**Exercise**
Pictures are not part of the copy; repeat everything else in the records exactly.

:: Task material

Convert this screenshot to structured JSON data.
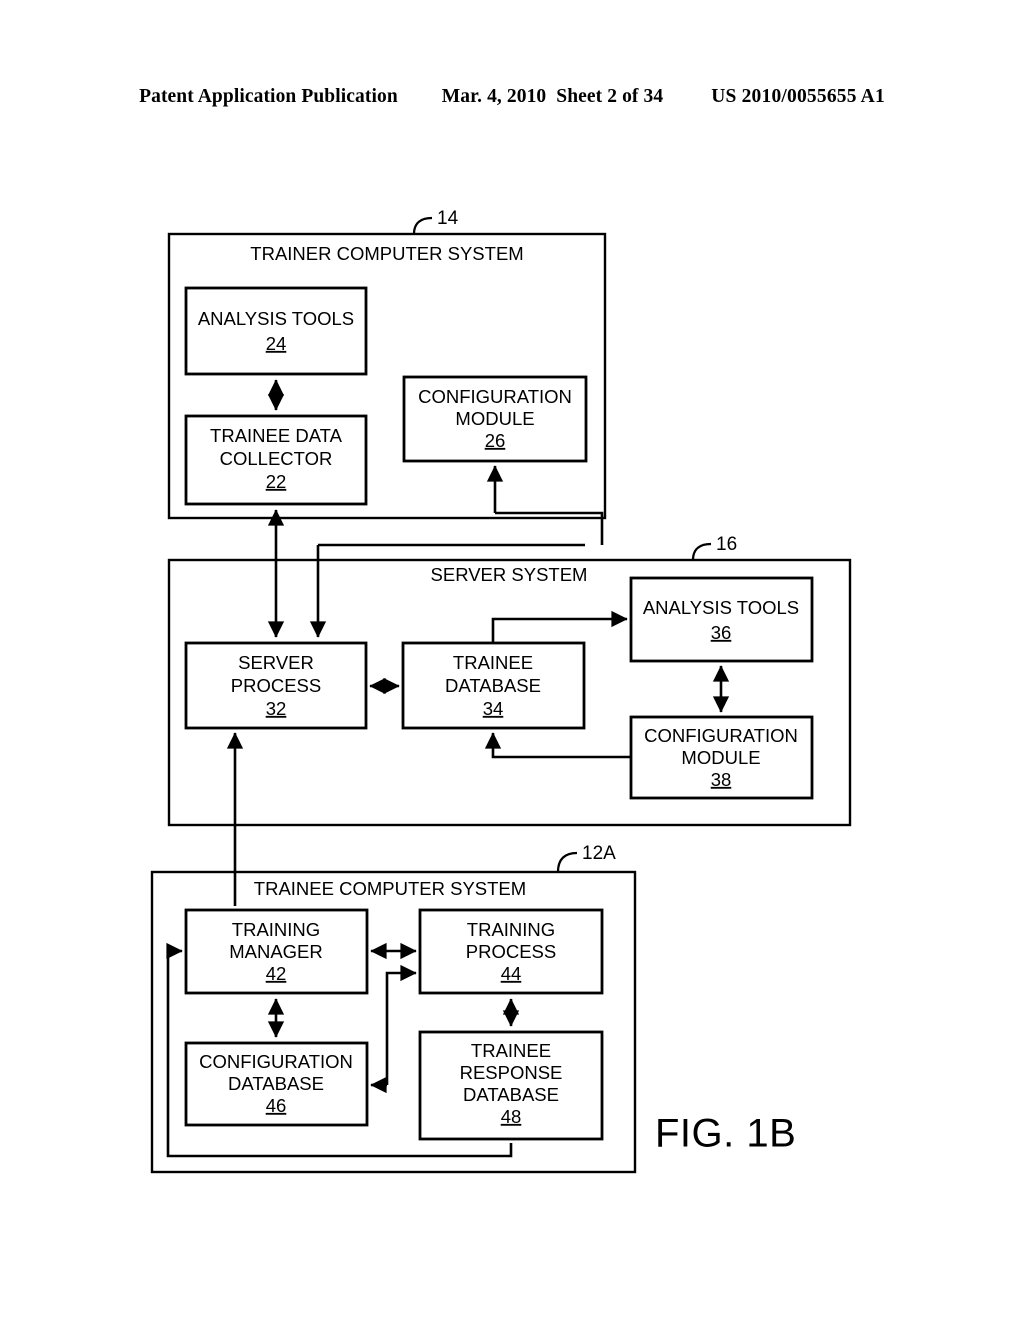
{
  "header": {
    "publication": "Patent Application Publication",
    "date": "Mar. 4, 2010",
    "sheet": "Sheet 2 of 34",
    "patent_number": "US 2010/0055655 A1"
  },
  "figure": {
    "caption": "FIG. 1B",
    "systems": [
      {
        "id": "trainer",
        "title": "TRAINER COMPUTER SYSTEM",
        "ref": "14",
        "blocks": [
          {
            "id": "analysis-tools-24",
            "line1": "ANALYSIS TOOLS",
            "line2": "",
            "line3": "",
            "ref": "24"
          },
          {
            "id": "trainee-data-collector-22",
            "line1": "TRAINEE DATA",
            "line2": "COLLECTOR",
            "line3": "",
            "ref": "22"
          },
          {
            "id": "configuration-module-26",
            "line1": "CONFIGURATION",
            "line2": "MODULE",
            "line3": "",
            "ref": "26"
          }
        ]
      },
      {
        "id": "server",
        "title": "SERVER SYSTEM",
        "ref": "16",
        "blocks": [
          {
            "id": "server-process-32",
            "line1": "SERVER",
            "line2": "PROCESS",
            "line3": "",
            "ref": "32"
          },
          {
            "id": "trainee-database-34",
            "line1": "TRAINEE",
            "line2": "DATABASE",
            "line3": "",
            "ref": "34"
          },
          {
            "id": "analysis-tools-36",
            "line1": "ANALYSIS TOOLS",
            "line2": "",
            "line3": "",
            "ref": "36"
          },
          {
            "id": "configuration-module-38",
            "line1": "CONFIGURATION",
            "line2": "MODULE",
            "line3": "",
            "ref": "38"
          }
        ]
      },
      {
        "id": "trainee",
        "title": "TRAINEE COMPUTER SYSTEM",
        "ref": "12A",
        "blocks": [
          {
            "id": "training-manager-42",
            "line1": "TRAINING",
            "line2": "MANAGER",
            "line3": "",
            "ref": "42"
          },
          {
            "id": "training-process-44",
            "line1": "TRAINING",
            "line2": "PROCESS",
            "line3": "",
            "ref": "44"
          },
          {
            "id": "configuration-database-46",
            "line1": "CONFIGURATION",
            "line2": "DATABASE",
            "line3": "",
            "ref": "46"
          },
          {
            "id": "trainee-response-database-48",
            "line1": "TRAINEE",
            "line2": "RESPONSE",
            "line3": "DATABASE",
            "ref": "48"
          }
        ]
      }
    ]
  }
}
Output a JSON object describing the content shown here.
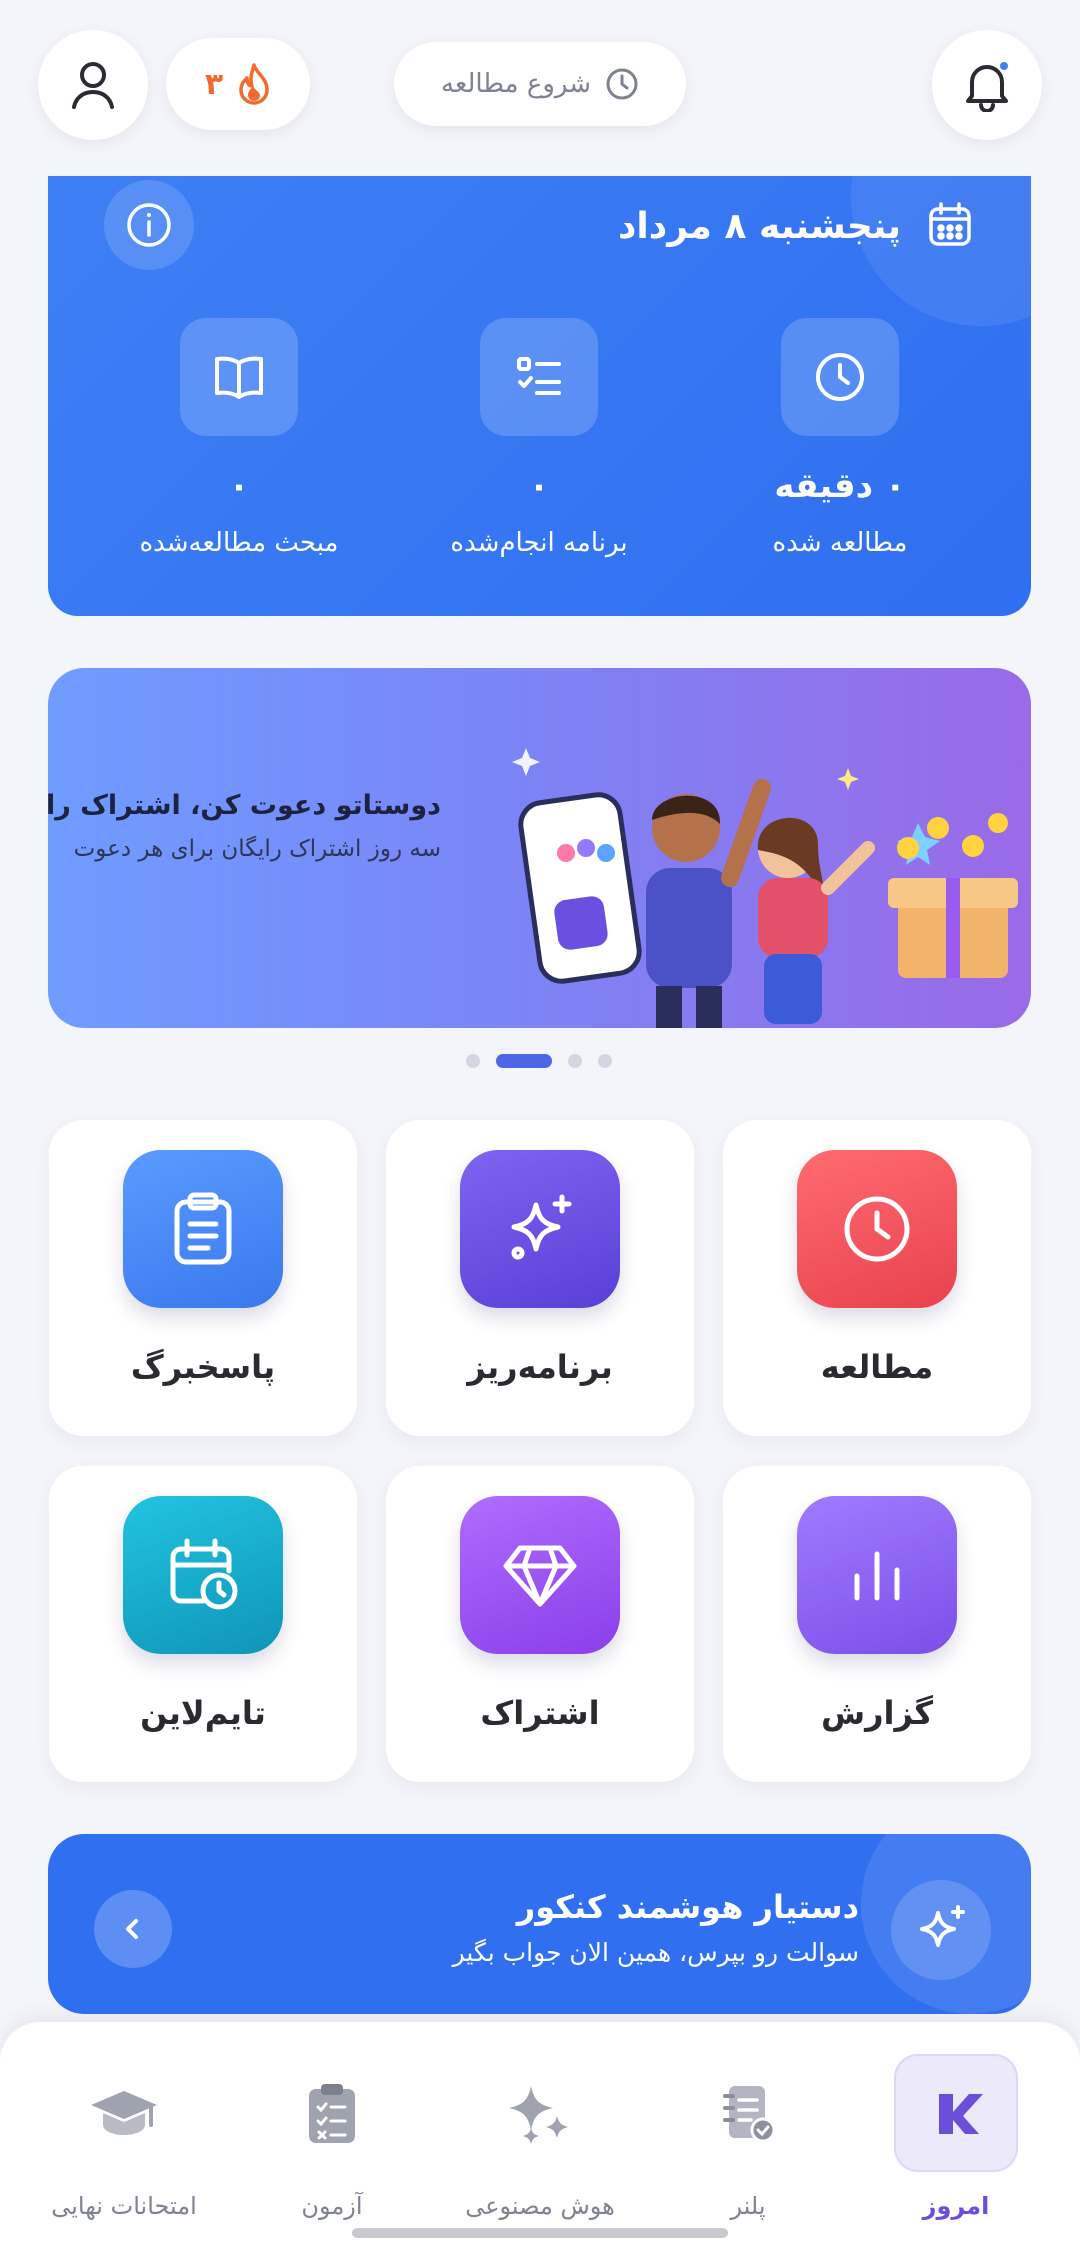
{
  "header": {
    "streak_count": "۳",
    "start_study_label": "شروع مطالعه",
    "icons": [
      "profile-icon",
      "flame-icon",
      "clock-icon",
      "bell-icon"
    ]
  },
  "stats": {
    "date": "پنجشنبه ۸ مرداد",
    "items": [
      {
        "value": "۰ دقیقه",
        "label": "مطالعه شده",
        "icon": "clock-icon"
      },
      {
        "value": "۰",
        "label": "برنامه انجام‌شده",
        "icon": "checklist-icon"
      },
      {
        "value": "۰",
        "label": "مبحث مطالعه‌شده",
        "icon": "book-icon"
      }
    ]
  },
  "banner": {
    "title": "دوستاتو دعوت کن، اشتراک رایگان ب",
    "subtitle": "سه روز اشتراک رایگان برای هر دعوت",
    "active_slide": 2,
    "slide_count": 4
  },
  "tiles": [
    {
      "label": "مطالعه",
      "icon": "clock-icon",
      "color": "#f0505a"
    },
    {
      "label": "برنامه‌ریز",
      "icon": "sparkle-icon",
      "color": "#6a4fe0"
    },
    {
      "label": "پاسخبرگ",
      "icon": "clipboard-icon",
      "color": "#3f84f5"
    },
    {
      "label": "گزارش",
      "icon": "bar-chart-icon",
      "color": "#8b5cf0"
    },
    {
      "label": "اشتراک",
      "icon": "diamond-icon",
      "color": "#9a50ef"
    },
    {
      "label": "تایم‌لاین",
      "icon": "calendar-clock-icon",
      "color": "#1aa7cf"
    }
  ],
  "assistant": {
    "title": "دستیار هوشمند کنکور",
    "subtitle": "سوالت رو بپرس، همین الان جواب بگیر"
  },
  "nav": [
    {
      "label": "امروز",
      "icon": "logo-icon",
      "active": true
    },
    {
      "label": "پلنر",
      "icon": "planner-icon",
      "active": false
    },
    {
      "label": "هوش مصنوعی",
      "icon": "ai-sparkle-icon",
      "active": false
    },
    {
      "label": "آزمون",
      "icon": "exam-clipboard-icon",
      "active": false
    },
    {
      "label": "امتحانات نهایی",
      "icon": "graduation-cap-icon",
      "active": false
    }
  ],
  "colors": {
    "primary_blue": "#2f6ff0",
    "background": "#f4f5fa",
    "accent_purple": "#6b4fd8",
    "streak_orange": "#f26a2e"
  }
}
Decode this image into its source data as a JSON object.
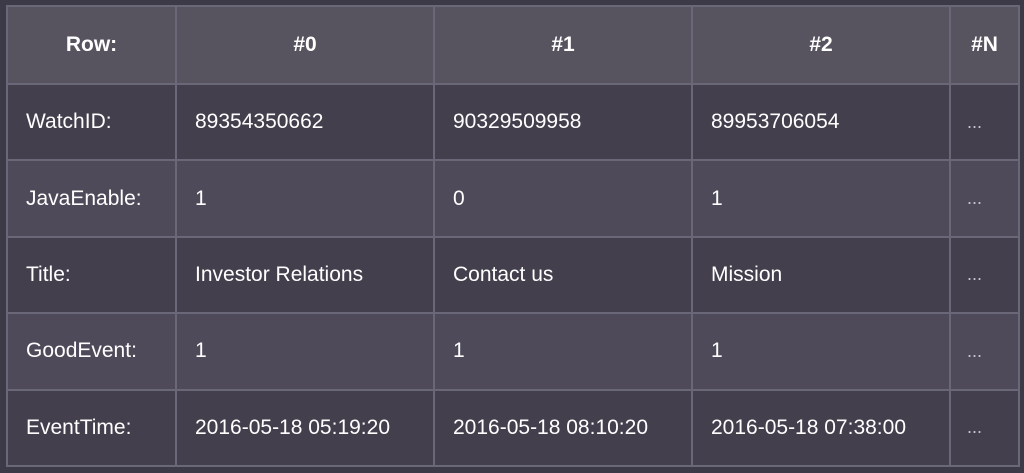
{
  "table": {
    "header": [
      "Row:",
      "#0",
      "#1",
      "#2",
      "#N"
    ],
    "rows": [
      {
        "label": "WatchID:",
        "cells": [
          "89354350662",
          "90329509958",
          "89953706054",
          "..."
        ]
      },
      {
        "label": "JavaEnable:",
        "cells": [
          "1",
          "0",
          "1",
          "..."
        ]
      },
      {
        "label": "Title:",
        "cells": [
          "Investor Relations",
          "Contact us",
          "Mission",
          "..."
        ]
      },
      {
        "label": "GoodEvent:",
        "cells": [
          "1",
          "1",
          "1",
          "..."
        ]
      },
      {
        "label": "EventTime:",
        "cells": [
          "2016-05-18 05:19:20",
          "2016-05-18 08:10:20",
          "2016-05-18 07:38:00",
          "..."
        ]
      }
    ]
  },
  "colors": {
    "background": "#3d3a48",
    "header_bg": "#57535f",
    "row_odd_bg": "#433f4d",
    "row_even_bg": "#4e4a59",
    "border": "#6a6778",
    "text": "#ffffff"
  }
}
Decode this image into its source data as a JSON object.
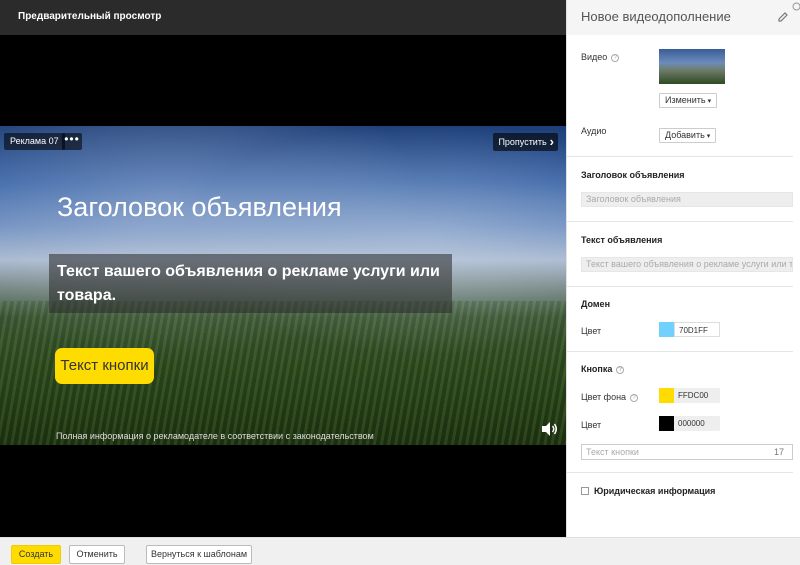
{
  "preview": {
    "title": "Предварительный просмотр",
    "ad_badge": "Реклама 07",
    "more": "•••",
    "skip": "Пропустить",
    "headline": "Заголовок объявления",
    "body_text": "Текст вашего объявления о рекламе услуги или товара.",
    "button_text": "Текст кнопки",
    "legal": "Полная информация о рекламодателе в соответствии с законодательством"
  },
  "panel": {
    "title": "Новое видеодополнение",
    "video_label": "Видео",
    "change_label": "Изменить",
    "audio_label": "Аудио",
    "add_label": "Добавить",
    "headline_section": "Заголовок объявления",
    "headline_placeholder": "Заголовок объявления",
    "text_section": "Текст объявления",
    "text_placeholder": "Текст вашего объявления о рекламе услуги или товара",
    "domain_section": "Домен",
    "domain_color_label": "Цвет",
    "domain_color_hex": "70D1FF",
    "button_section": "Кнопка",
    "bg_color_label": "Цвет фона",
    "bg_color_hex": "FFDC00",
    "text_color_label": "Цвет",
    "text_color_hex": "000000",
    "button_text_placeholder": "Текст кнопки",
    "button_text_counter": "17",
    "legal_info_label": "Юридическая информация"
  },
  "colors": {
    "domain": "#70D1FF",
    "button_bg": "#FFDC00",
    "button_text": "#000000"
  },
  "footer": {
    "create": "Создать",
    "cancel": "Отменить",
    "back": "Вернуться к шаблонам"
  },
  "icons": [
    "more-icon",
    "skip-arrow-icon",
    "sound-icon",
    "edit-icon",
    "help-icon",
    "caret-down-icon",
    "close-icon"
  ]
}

::::

**Final answer**
Convert this screenshot to structured JSON data.
{
  "header": {
    "publication": "Patent Application Publication",
    "date": "Mar. 4, 2010",
    "sheet": "Sheet 2 of 34",
    "patent_number": "US 2010/0055655 A1"
  },
  "figure": {
    "caption": "FIG. 1B",
    "systems": [
      {
        "id": "trainer",
        "title": "TRAINER COMPUTER SYSTEM",
        "ref": "14",
        "blocks": [
          {
            "id": "analysis-tools-24",
            "line1": "ANALYSIS TOOLS",
            "line2": "",
            "line3": "",
            "ref": "24"
          },
          {
            "id": "trainee-data-collector-22",
            "line1": "TRAINEE DATA",
            "line2": "COLLECTOR",
            "line3": "",
            "ref": "22"
          },
          {
            "id": "configuration-module-26",
            "line1": "CONFIGURATION",
            "line2": "MODULE",
            "line3": "",
            "ref": "26"
          }
        ]
      },
      {
        "id": "server",
        "title": "SERVER SYSTEM",
        "ref": "16",
        "blocks": [
          {
            "id": "server-process-32",
            "line1": "SERVER",
            "line2": "PROCESS",
            "line3": "",
            "ref": "32"
          },
          {
            "id": "trainee-database-34",
            "line1": "TRAINEE",
            "line2": "DATABASE",
            "line3": "",
            "ref": "34"
          },
          {
            "id": "analysis-tools-36",
            "line1": "ANALYSIS TOOLS",
            "line2": "",
            "line3": "",
            "ref": "36"
          },
          {
            "id": "configuration-module-38",
            "line1": "CONFIGURATION",
            "line2": "MODULE",
            "line3": "",
            "ref": "38"
          }
        ]
      },
      {
        "id": "trainee",
        "title": "TRAINEE COMPUTER SYSTEM",
        "ref": "12A",
        "blocks": [
          {
            "id": "training-manager-42",
            "line1": "TRAINING",
            "line2": "MANAGER",
            "line3": "",
            "ref": "42"
          },
          {
            "id": "training-process-44",
            "line1": "TRAINING",
            "line2": "PROCESS",
            "line3": "",
            "ref": "44"
          },
          {
            "id": "configuration-database-46",
            "line1": "CONFIGURATION",
            "line2": "DATABASE",
            "line3": "",
            "ref": "46"
          },
          {
            "id": "trainee-response-database-48",
            "line1": "TRAINEE",
            "line2": "RESPONSE",
            "line3": "DATABASE",
            "ref": "48"
          }
        ]
      }
    ]
  }
}
Output a JSON object describing the content shown here.
{
  "header": {
    "streak_count": "۳",
    "start_study_label": "شروع مطالعه",
    "icons": [
      "profile-icon",
      "flame-icon",
      "clock-icon",
      "bell-icon"
    ]
  },
  "stats": {
    "date": "پنجشنبه ۸ مرداد",
    "items": [
      {
        "value": "۰ دقیقه",
        "label": "مطالعه شده",
        "icon": "clock-icon"
      },
      {
        "value": "۰",
        "label": "برنامه انجام‌شده",
        "icon": "checklist-icon"
      },
      {
        "value": "۰",
        "label": "مبحث مطالعه‌شده",
        "icon": "book-icon"
      }
    ]
  },
  "banner": {
    "title": "دوستاتو دعوت کن، اشتراک رایگان ب",
    "subtitle": "سه روز اشتراک رایگان برای هر دعوت",
    "active_slide": 2,
    "slide_count": 4
  },
  "tiles": [
    {
      "label": "مطالعه",
      "icon": "clock-icon",
      "color": "#f0505a"
    },
    {
      "label": "برنامه‌ریز",
      "icon": "sparkle-icon",
      "color": "#6a4fe0"
    },
    {
      "label": "پاسخبرگ",
      "icon": "clipboard-icon",
      "color": "#3f84f5"
    },
    {
      "label": "گزارش",
      "icon": "bar-chart-icon",
      "color": "#8b5cf0"
    },
    {
      "label": "اشتراک",
      "icon": "diamond-icon",
      "color": "#9a50ef"
    },
    {
      "label": "تایم‌لاین",
      "icon": "calendar-clock-icon",
      "color": "#1aa7cf"
    }
  ],
  "assistant": {
    "title": "دستیار هوشمند کنکور",
    "subtitle": "سوالت رو بپرس، همین الان جواب بگیر"
  },
  "nav": [
    {
      "label": "امروز",
      "icon": "logo-icon",
      "active": true
    },
    {
      "label": "پلنر",
      "icon": "planner-icon",
      "active": false
    },
    {
      "label": "هوش مصنوعی",
      "icon": "ai-sparkle-icon",
      "active": false
    },
    {
      "label": "آزمون",
      "icon": "exam-clipboard-icon",
      "active": false
    },
    {
      "label": "امتحانات نهایی",
      "icon": "graduation-cap-icon",
      "active": false
    }
  ],
  "colors": {
    "primary_blue": "#2f6ff0",
    "background": "#f4f5fa",
    "accent_purple": "#6b4fd8",
    "streak_orange": "#f26a2e"
  }
}
Decode this image into its source data as a JSON object.
{
  "table": {
    "header": [
      "Row:",
      "#0",
      "#1",
      "#2",
      "#N"
    ],
    "rows": [
      {
        "label": "WatchID:",
        "cells": [
          "89354350662",
          "90329509958",
          "89953706054",
          "..."
        ]
      },
      {
        "label": "JavaEnable:",
        "cells": [
          "1",
          "0",
          "1",
          "..."
        ]
      },
      {
        "label": "Title:",
        "cells": [
          "Investor Relations",
          "Contact us",
          "Mission",
          "..."
        ]
      },
      {
        "label": "GoodEvent:",
        "cells": [
          "1",
          "1",
          "1",
          "..."
        ]
      },
      {
        "label": "EventTime:",
        "cells": [
          "2016-05-18 05:19:20",
          "2016-05-18 08:10:20",
          "2016-05-18 07:38:00",
          "..."
        ]
      }
    ]
  },
  "colors": {
    "background": "#3d3a48",
    "header_bg": "#57535f",
    "row_odd_bg": "#433f4d",
    "row_even_bg": "#4e4a59",
    "border": "#6a6778",
    "text": "#ffffff"
  }
}
Decode this image into its source data as a JSON object.
{
  "preview": {
    "title": "Предварительный просмотр",
    "ad_badge": "Реклама 07",
    "more": "•••",
    "skip": "Пропустить",
    "headline": "Заголовок объявления",
    "body_text": "Текст вашего объявления о рекламе услуги или товара.",
    "button_text": "Текст кнопки",
    "legal": "Полная информация о рекламодателе в соответствии с законодательством"
  },
  "panel": {
    "title": "Новое видеодополнение",
    "video_label": "Видео",
    "change_label": "Изменить",
    "audio_label": "Аудио",
    "add_label": "Добавить",
    "headline_section": "Заголовок объявления",
    "headline_placeholder": "Заголовок объявления",
    "text_section": "Текст объявления",
    "text_placeholder": "Текст вашего объявления о рекламе услуги или товара",
    "domain_section": "Домен",
    "domain_color_label": "Цвет",
    "domain_color_hex": "70D1FF",
    "button_section": "Кнопка",
    "bg_color_label": "Цвет фона",
    "bg_color_hex": "FFDC00",
    "text_color_label": "Цвет",
    "text_color_hex": "000000",
    "button_text_placeholder": "Текст кнопки",
    "button_text_counter": "17",
    "legal_info_label": "Юридическая информация"
  },
  "colors": {
    "domain": "#70D1FF",
    "button_bg": "#FFDC00",
    "button_text": "#000000"
  },
  "footer": {
    "create": "Создать",
    "cancel": "Отменить",
    "back": "Вернуться к шаблонам"
  },
  "icons": [
    "more-icon",
    "skip-arrow-icon",
    "sound-icon",
    "edit-icon",
    "help-icon",
    "caret-down-icon",
    "close-icon"
  ]
}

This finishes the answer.